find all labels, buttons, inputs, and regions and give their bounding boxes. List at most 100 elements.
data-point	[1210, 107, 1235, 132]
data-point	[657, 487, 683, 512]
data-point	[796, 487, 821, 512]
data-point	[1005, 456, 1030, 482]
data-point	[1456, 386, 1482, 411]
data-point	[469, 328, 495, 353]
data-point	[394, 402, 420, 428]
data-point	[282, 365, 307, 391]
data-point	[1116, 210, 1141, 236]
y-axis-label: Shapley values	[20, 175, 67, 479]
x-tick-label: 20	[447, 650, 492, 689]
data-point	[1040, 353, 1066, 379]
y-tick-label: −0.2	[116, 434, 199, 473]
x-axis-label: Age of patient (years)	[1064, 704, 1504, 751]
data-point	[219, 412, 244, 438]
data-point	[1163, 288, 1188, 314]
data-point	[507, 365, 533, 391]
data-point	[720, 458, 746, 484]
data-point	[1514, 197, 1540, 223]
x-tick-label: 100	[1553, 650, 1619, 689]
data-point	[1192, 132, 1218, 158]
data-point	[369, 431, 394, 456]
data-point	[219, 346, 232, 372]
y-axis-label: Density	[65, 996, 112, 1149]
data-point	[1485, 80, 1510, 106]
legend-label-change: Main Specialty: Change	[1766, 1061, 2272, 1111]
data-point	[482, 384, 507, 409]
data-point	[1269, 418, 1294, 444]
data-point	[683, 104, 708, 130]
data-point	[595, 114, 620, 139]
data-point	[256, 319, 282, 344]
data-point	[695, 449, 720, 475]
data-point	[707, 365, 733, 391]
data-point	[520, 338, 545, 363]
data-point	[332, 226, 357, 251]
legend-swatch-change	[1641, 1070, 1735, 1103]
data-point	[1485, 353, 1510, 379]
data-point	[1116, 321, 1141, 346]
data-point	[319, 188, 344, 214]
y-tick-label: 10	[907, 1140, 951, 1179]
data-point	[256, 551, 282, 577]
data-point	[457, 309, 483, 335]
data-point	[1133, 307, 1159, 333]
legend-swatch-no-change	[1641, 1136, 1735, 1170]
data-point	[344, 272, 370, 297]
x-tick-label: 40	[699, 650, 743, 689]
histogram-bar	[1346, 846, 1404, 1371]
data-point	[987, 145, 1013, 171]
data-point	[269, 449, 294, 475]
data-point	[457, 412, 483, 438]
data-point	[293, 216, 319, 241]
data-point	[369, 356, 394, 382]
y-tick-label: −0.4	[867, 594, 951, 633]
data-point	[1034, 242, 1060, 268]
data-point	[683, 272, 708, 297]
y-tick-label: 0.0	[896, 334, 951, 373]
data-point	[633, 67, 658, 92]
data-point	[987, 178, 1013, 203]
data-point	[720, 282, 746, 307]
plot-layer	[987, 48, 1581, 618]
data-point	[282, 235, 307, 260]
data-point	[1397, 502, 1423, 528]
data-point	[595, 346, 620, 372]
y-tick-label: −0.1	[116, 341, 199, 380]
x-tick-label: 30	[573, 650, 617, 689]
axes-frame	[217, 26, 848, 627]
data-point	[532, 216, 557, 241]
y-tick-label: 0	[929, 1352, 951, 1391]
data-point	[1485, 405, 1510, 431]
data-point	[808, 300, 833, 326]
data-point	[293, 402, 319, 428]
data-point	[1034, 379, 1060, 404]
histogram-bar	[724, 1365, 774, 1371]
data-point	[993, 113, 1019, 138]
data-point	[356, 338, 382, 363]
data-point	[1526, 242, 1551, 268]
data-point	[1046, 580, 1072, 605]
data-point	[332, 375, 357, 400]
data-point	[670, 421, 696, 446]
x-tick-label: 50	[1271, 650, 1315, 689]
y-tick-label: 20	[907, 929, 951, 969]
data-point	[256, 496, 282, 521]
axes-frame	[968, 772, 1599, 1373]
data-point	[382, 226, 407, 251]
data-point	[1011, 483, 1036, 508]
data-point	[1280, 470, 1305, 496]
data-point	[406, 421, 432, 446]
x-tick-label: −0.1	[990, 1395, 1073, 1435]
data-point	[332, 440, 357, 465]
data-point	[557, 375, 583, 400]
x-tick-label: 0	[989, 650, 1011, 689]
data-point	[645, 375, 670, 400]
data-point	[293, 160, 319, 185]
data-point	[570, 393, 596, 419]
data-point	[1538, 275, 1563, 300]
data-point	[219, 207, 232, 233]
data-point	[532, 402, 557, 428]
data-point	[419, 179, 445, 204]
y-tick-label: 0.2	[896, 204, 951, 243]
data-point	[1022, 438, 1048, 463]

+ + + + + + +

■ **THE PROBLEM**
Reproduce every line of the data above without any alteration.

■ **FINISHED ANSWER**
find all labels, buttons, inputs, and regions and give their bounding boxes. List at most 100 elements.
data-point	[1210, 107, 1235, 132]
data-point	[657, 487, 683, 512]
data-point	[796, 487, 821, 512]
data-point	[1005, 456, 1030, 482]
data-point	[1456, 386, 1482, 411]
data-point	[469, 328, 495, 353]
data-point	[394, 402, 420, 428]
data-point	[282, 365, 307, 391]
data-point	[1116, 210, 1141, 236]
y-axis-label: Shapley values	[20, 175, 67, 479]
x-tick-label: 20	[447, 650, 492, 689]
data-point	[1040, 353, 1066, 379]
y-tick-label: −0.2	[116, 434, 199, 473]
x-axis-label: Age of patient (years)	[1064, 704, 1504, 751]
data-point	[219, 412, 244, 438]
data-point	[1163, 288, 1188, 314]
data-point	[507, 365, 533, 391]
data-point	[720, 458, 746, 484]
data-point	[1514, 197, 1540, 223]
x-tick-label: 100	[1553, 650, 1619, 689]
data-point	[1192, 132, 1218, 158]
data-point	[369, 431, 394, 456]
data-point	[219, 346, 232, 372]
y-axis-label: Density	[65, 996, 112, 1149]
data-point	[1485, 80, 1510, 106]
legend-label-change: Main Specialty: Change	[1766, 1061, 2272, 1111]
data-point	[482, 384, 507, 409]
data-point	[1269, 418, 1294, 444]
data-point	[683, 104, 708, 130]
data-point	[595, 114, 620, 139]
data-point	[256, 319, 282, 344]
data-point	[695, 449, 720, 475]
data-point	[707, 365, 733, 391]
data-point	[520, 338, 545, 363]
data-point	[332, 226, 357, 251]
legend-swatch-change	[1641, 1070, 1735, 1103]
data-point	[1485, 353, 1510, 379]
data-point	[1116, 321, 1141, 346]
data-point	[319, 188, 344, 214]
y-tick-label: 10	[907, 1140, 951, 1179]
data-point	[256, 551, 282, 577]
data-point	[457, 309, 483, 335]
data-point	[1133, 307, 1159, 333]
legend-swatch-no-change	[1641, 1136, 1735, 1170]
data-point	[344, 272, 370, 297]
x-tick-label: 40	[699, 650, 743, 689]
histogram-bar	[1346, 846, 1404, 1371]
data-point	[987, 145, 1013, 171]
data-point	[269, 449, 294, 475]
data-point	[457, 412, 483, 438]
data-point	[293, 216, 319, 241]
data-point	[369, 356, 394, 382]
y-tick-label: −0.4	[867, 594, 951, 633]
data-point	[1034, 242, 1060, 268]
data-point	[683, 272, 708, 297]
y-tick-label: 0.0	[896, 334, 951, 373]
data-point	[633, 67, 658, 92]
data-point	[987, 178, 1013, 203]
data-point	[720, 282, 746, 307]
plot-layer	[987, 48, 1581, 618]
data-point	[282, 235, 307, 260]
data-point	[1397, 502, 1423, 528]
data-point	[595, 346, 620, 372]
y-tick-label: −0.1	[116, 341, 199, 380]
x-tick-label: 30	[573, 650, 617, 689]
axes-frame	[217, 26, 848, 627]
data-point	[532, 216, 557, 241]
y-tick-label: 0	[929, 1352, 951, 1391]
data-point	[1485, 405, 1510, 431]
data-point	[808, 300, 833, 326]
data-point	[293, 402, 319, 428]
data-point	[1034, 379, 1060, 404]
histogram-bar	[724, 1365, 774, 1371]
data-point	[993, 113, 1019, 138]
data-point	[356, 338, 382, 363]
data-point	[1526, 242, 1551, 268]
data-point	[1046, 580, 1072, 605]
data-point	[332, 375, 357, 400]
data-point	[670, 421, 696, 446]
x-tick-label: 50	[1271, 650, 1315, 689]
y-tick-label: 20	[907, 929, 951, 969]
data-point	[256, 496, 282, 521]
axes-frame	[968, 772, 1599, 1373]
data-point	[382, 226, 407, 251]
data-point	[1011, 483, 1036, 508]
data-point	[1280, 470, 1305, 496]
data-point	[406, 421, 432, 446]
x-tick-label: −0.1	[990, 1395, 1073, 1435]
data-point	[332, 440, 357, 465]
data-point	[557, 375, 583, 400]
x-tick-label: 0	[989, 650, 1011, 689]
data-point	[645, 375, 670, 400]
data-point	[293, 160, 319, 185]
data-point	[570, 393, 596, 419]
data-point	[1538, 275, 1563, 300]
data-point	[219, 207, 232, 233]
data-point	[532, 402, 557, 428]
data-point	[419, 179, 445, 204]
y-tick-label: 0.2	[896, 204, 951, 243]
data-point	[1022, 438, 1048, 463]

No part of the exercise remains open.